● Description of the task
Answer with one number: the count of lines in the listing below that hold the word "Welche".
*** Source records
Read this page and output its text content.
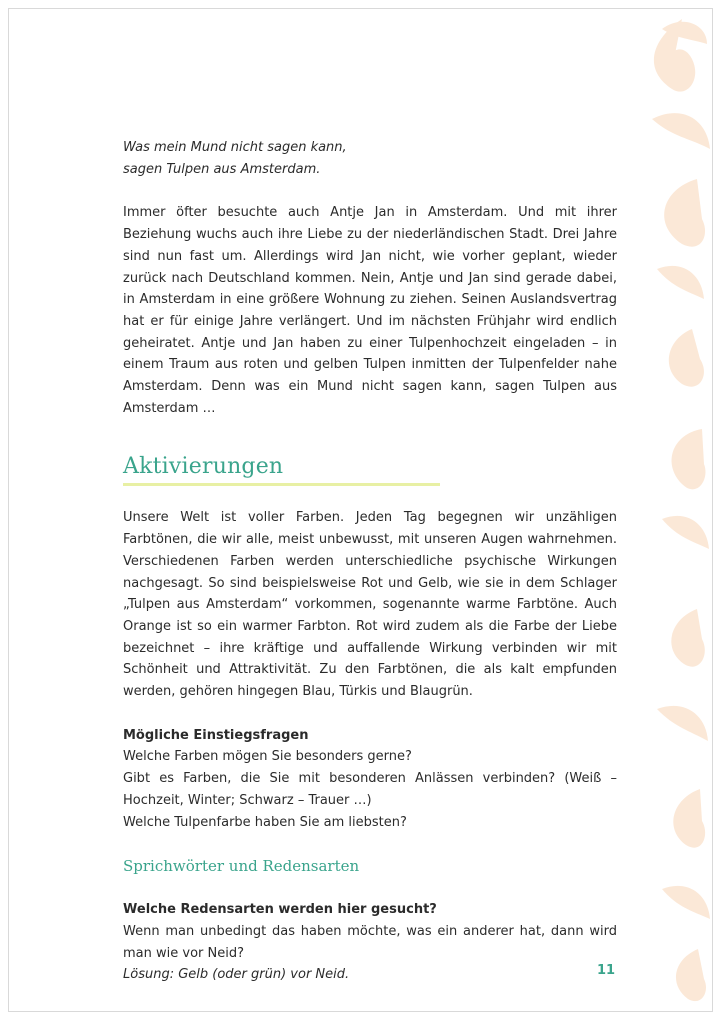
Was mein Mund nicht sagen kann,

sagen Tulpen aus Amsterdam.

Immer öfter besuchte auch Antje Jan in Amsterdam. Und mit ihrer Beziehung wuchs auch ihre Liebe zu der niederländischen Stadt. Drei Jahre sind nun fast um. Allerdings wird Jan nicht, wie vorher geplant, wieder zurück nach Deutschland kommen. Nein, Antje und Jan sind gerade dabei, in Amsterdam in eine größere Wohnung zu ziehen. Seinen Auslandsvertrag hat er für einige Jahre verlängert. Und im nächsten Frühjahr wird endlich geheiratet. Antje und Jan haben zu einer Tulpenhochzeit eingeladen – in einem Traum aus roten und gelben Tulpen inmitten der Tulpenfelder nahe Amsterdam. Denn was ein Mund nicht sagen kann, sagen Tulpen aus Amsterdam …

Aktivierungen

Unsere Welt ist voller Farben. Jeden Tag begegnen wir unzähligen Farbtönen, die wir alle, meist unbewusst, mit unseren Augen wahrnehmen. Verschiedenen Farben werden unterschiedliche psychische Wirkungen nachgesagt. So sind beispielsweise Rot und Gelb, wie sie in dem Schlager „Tulpen aus Amsterdam“ vorkommen, sogenannte warme Farbtöne. Auch Orange ist so ein warmer Farbton. Rot wird zudem als die Farbe der Liebe bezeichnet – ihre kräftige und auffallende Wirkung verbinden wir mit Schönheit und Attraktivität. Zu den Farbtönen, die als kalt empfunden werden, gehören hingegen Blau, Türkis und Blaugrün.

Mögliche Einstiegsfragen

Welche Farben mögen Sie besonders gerne?

Gibt es Farben, die Sie mit besonderen Anlässen verbinden? (Weiß – Hochzeit, Winter; Schwarz – Trauer …)

Welche Tulpenfarbe haben Sie am liebsten?

Sprichwörter und Redensarten

Welche Redensarten werden hier gesucht?

Wenn man unbedingt das haben möchte, was ein anderer hat, dann wird man wie vor Neid?

Lösung: Gelb (oder grün) vor Neid.	11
******
● Finished task
3